All entries below need to be written out exactly, but without their pictures.

▽

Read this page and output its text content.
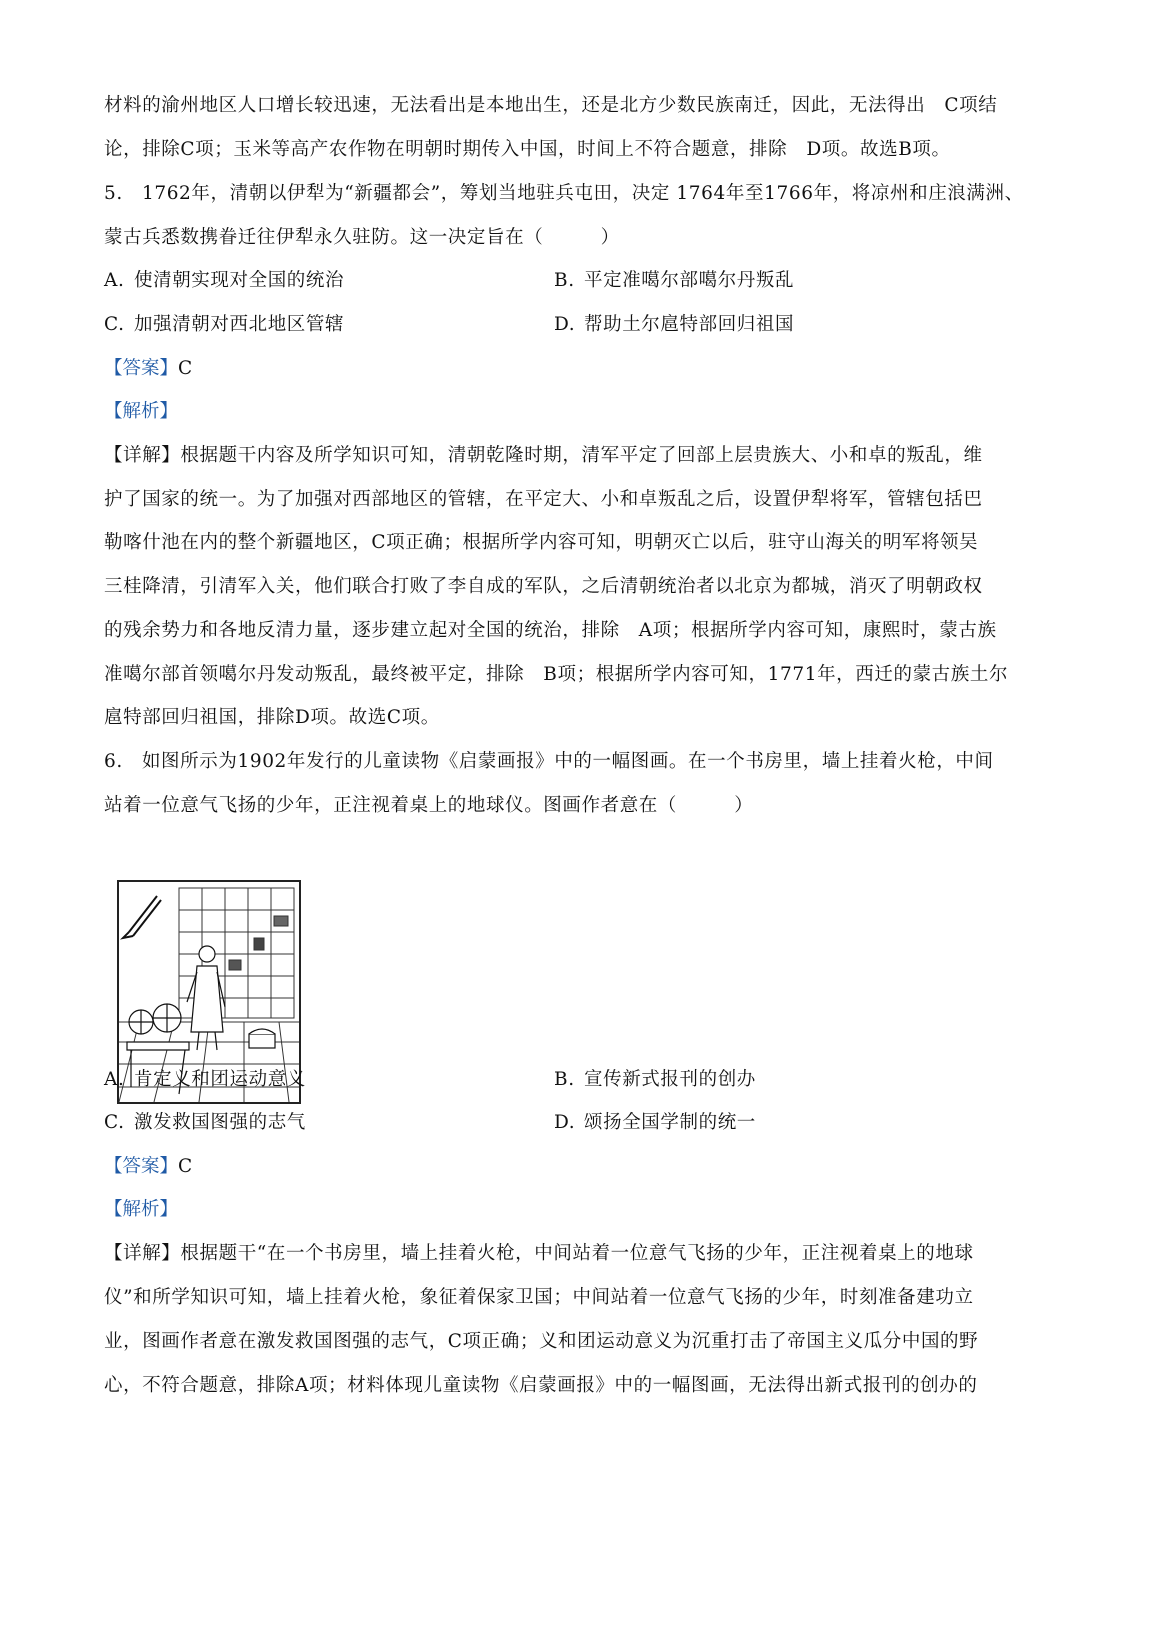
材料的渝州地区人口增长较迅速，无法看出是本地出生，还是北方少数民族南迁，因此，无法得出　C项结
论，排除C项；玉米等高产农作物在明朝时期传入中国，时间上不符合题意，排除　D项。故选B项。
5.　1762年，清朝以伊犁为“新疆都会”，筹划当地驻兵屯田，决定 1764年至1766年，将凉州和庄浪满洲、
蒙古兵悉数携眷迁往伊犁永久驻防。这一决定旨在（　　　）
A. 使清朝实现对全国的统治	B. 平定准噶尔部噶尔丹叛乱
C. 加强清朝对西北地区管辖	D. 帮助土尔扈特部回归祖国
【答案】C
【解析】
【详解】根据题干内容及所学知识可知，清朝乾隆时期，清军平定了回部上层贵族大、小和卓的叛乱，维
护了国家的统一。为了加强对西部地区的管辖，在平定大、小和卓叛乱之后，设置伊犁将军，管辖包括巴
勒喀什池在内的整个新疆地区，C项正确；根据所学内容可知，明朝灭亡以后，驻守山海关的明军将领吴
三桂降清，引清军入关，他们联合打败了李自成的军队，之后清朝统治者以北京为都城，消灭了明朝政权
的残余势力和各地反清力量，逐步建立起对全国的统治，排除　A项；根据所学内容可知，康熙时，蒙古族
准噶尔部首领噶尔丹发动叛乱，最终被平定，排除　B项；根据所学内容可知，1771年，西迁的蒙古族土尔
扈特部回归祖国，排除D项。故选C项。
6.　如图所示为1902年发行的儿童读物《启蒙画报》中的一幅图画。在一个书房里，墙上挂着火枪，中间
站着一位意气飞扬的少年，正注视着桌上的地球仪。图画作者意在（　　　）
A. 肯定义和团运动意义	B. 宣传新式报刊的创办
C. 激发救国图强的志气	D. 颂扬全国学制的统一
【答案】C
【解析】
【详解】根据题干“在一个书房里，墙上挂着火枪，中间站着一位意气飞扬的少年，正注视着桌上的地球
仪”和所学知识可知，墙上挂着火枪，象征着保家卫国；中间站着一位意气飞扬的少年，时刻准备建功立
业，图画作者意在激发救国图强的志气，C项正确；义和团运动意义为沉重打击了帝国主义瓜分中国的野
心，不符合题意，排除A项；材料体现儿童读物《启蒙画报》中的一幅图画，无法得出新式报刊的创办的
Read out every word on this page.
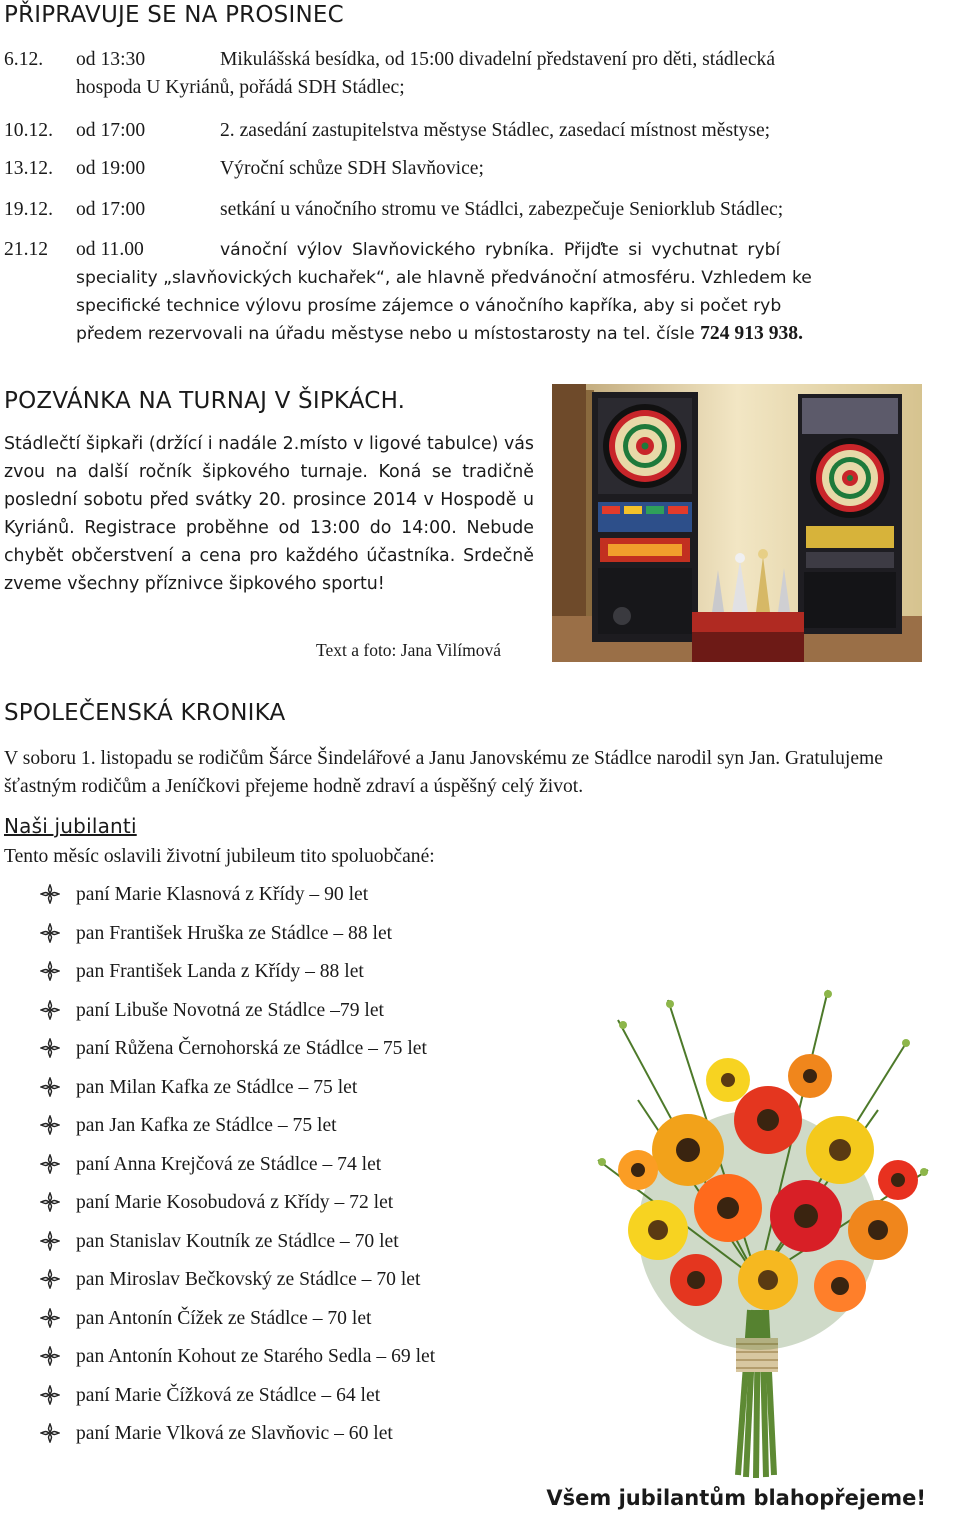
PŘIPRAVUJE SE NA PROSINEC
6.12. od 13:30	Mikulášská besídka, od 15:00 divadelní představení pro děti, stádlecká
hospoda U Kyriánů, pořádá SDH Stádlec;
10.12. od 17:00	2. zasedání zastupitelstva městyse Stádlec, zasedací místnost městyse;
13.12. od 19:00	Výroční schůze SDH Slavňovice;
19.12. od 17:00	setkání u vánočního stromu ve Stádlci, zabezpečuje Seniorklub Stádlec;
21.12 od 11.00	vánoční výlov Slavňovického rybníka. Přijďte si vychutnat rybí
speciality „slavňovických kuchařek“, ale hlavně předvánoční atmosféru. Vzhledem ke
specifické technice výlovu prosíme zájemce o vánočního kapříka, aby si počet ryb
předem rezervovali na úřadu městyse nebo u místostarosty na tel. čísle 724 913 938.
POZVÁNKA NA TURNAJ V ŠIPKÁCH.
Stádlečtí šipkaři (držící i nadále 2.místo v ligové tabulce) vás zvou na další ročník šipkového turnaje. Koná se tradičně poslední sobotu před svátky 20. prosince 2014 v Hospodě u Kyriánů. Registrace proběhne od 13:00 do 14:00. Nebude chybět občerstvení a cena pro každého účastníka. Srdečně zveme všechny příznivce šipkového sportu!
Text a foto: Jana Vilímová
SPOLEČENSKÁ KRONIKA
V soboru 1. listopadu se rodičům Šárce Šindelářové a Janu Janovskému ze Stádlce narodil syn Jan. Gratulujeme šťastným rodičům a Jeníčkovi přejeme hodně zdraví a úspěšný celý život.
Naši jubilanti
Tento měsíc oslavili životní jubileum tito spoluobčané:
paní Marie Klasnová z Křídy – 90 let
pan František Hruška ze Stádlce – 88 let
pan František Landa z Křídy – 88 let
paní Libuše Novotná ze Stádlce –79 let
paní Růžena Černohorská ze Stádlce – 75 let
pan Milan Kafka ze Stádlce – 75 let
pan Jan Kafka ze Stádlce – 75 let
paní Anna Krejčová ze Stádlce – 74 let
paní Marie Kosobudová z Křídy – 72 let
pan Stanislav Koutník ze Stádlce – 70 let
pan Miroslav Bečkovský ze Stádlce – 70 let
pan Antonín Čížek ze Stádlce – 70 let
pan Antonín Kohout ze Starého Sedla – 69 let
paní Marie Čížková ze Stádlce – 64 let
paní Marie Vlková ze Slavňovic – 60 let

Všem jubilantům blahopřejeme!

△

→ **SOLUTION**
Read this page and output its text content.
材料的渝州地区人口增长较迅速，无法看出是本地出生，还是北方少数民族南迁，因此，无法得出　C项结
论，排除C项；玉米等高产农作物在明朝时期传入中国，时间上不符合题意，排除　D项。故选B项。
5.　1762年，清朝以伊犁为“新疆都会”，筹划当地驻兵屯田，决定 1764年至1766年，将凉州和庄浪满洲、
蒙古兵悉数携眷迁往伊犁永久驻防。这一决定旨在（　　　）
A. 使清朝实现对全国的统治	B. 平定准噶尔部噶尔丹叛乱
C. 加强清朝对西北地区管辖	D. 帮助土尔扈特部回归祖国
【答案】C
【解析】
【详解】根据题干内容及所学知识可知，清朝乾隆时期，清军平定了回部上层贵族大、小和卓的叛乱，维
护了国家的统一。为了加强对西部地区的管辖，在平定大、小和卓叛乱之后，设置伊犁将军，管辖包括巴
勒喀什池在内的整个新疆地区，C项正确；根据所学内容可知，明朝灭亡以后，驻守山海关的明军将领吴
三桂降清，引清军入关，他们联合打败了李自成的军队，之后清朝统治者以北京为都城，消灭了明朝政权
的残余势力和各地反清力量，逐步建立起对全国的统治，排除　A项；根据所学内容可知，康熙时，蒙古族
准噶尔部首领噶尔丹发动叛乱，最终被平定，排除　B项；根据所学内容可知，1771年，西迁的蒙古族土尔
扈特部回归祖国，排除D项。故选C项。
6.　如图所示为1902年发行的儿童读物《启蒙画报》中的一幅图画。在一个书房里，墙上挂着火枪，中间
站着一位意气飞扬的少年，正注视着桌上的地球仪。图画作者意在（　　　）
A. 肯定义和团运动意义	B. 宣传新式报刊的创办
C. 激发救国图强的志气	D. 颂扬全国学制的统一
【答案】C
【解析】
【详解】根据题干“在一个书房里，墙上挂着火枪，中间站着一位意气飞扬的少年，正注视着桌上的地球
仪”和所学知识可知，墙上挂着火枪，象征着保家卫国；中间站着一位意气飞扬的少年，时刻准备建功立
业，图画作者意在激发救国图强的志气，C项正确；义和团运动意义为沉重打击了帝国主义瓜分中国的野
心，不符合题意，排除A项；材料体现儿童读物《启蒙画报》中的一幅图画，无法得出新式报刊的创办的
Read out every word on this page.
PŘIPRAVUJE SE NA PROSINEC
6.12. od 13:30	Mikulášská besídka, od 15:00 divadelní představení pro děti, stádlecká
hospoda U Kyriánů, pořádá SDH Stádlec;
10.12. od 17:00	2. zasedání zastupitelstva městyse Stádlec, zasedací místnost městyse;
13.12. od 19:00	Výroční schůze SDH Slavňovice;
19.12. od 17:00	setkání u vánočního stromu ve Stádlci, zabezpečuje Seniorklub Stádlec;
21.12 od 11.00	vánoční výlov Slavňovického rybníka. Přijďte si vychutnat rybí
speciality „slavňovických kuchařek“, ale hlavně předvánoční atmosféru. Vzhledem ke
specifické technice výlovu prosíme zájemce o vánočního kapříka, aby si počet ryb
předem rezervovali na úřadu městyse nebo u místostarosty na tel. čísle 724 913 938.
POZVÁNKA NA TURNAJ V ŠIPKÁCH.
Stádlečtí šipkaři (držící i nadále 2.místo v ligové tabulce) vás zvou na další ročník šipkového turnaje. Koná se tradičně poslední sobotu před svátky 20. prosince 2014 v Hospodě u Kyriánů. Registrace proběhne od 13:00 do 14:00. Nebude chybět občerstvení a cena pro každého účastníka. Srdečně zveme všechny příznivce šipkového sportu!
Text a foto: Jana Vilímová
SPOLEČENSKÁ KRONIKA
V soboru 1. listopadu se rodičům Šárce Šindelářové a Janu Janovskému ze Stádlce narodil syn Jan. Gratulujeme šťastným rodičům a Jeníčkovi přejeme hodně zdraví a úspěšný celý život.
Naši jubilanti
Tento měsíc oslavili životní jubileum tito spoluobčané:
paní Marie Klasnová z Křídy – 90 let
pan František Hruška ze Stádlce – 88 let
pan František Landa z Křídy – 88 let
paní Libuše Novotná ze Stádlce –79 let
paní Růžena Černohorská ze Stádlce – 75 let
pan Milan Kafka ze Stádlce – 75 let
pan Jan Kafka ze Stádlce – 75 let
paní Anna Krejčová ze Stádlce – 74 let
paní Marie Kosobudová z Křídy – 72 let
pan Stanislav Koutník ze Stádlce – 70 let
pan Miroslav Bečkovský ze Stádlce – 70 let
pan Antonín Čížek ze Stádlce – 70 let
pan Antonín Kohout ze Starého Sedla – 69 let
paní Marie Čížková ze Stádlce – 64 let
paní Marie Vlková ze Slavňovic – 60 let

Všem jubilantům blahopřejeme!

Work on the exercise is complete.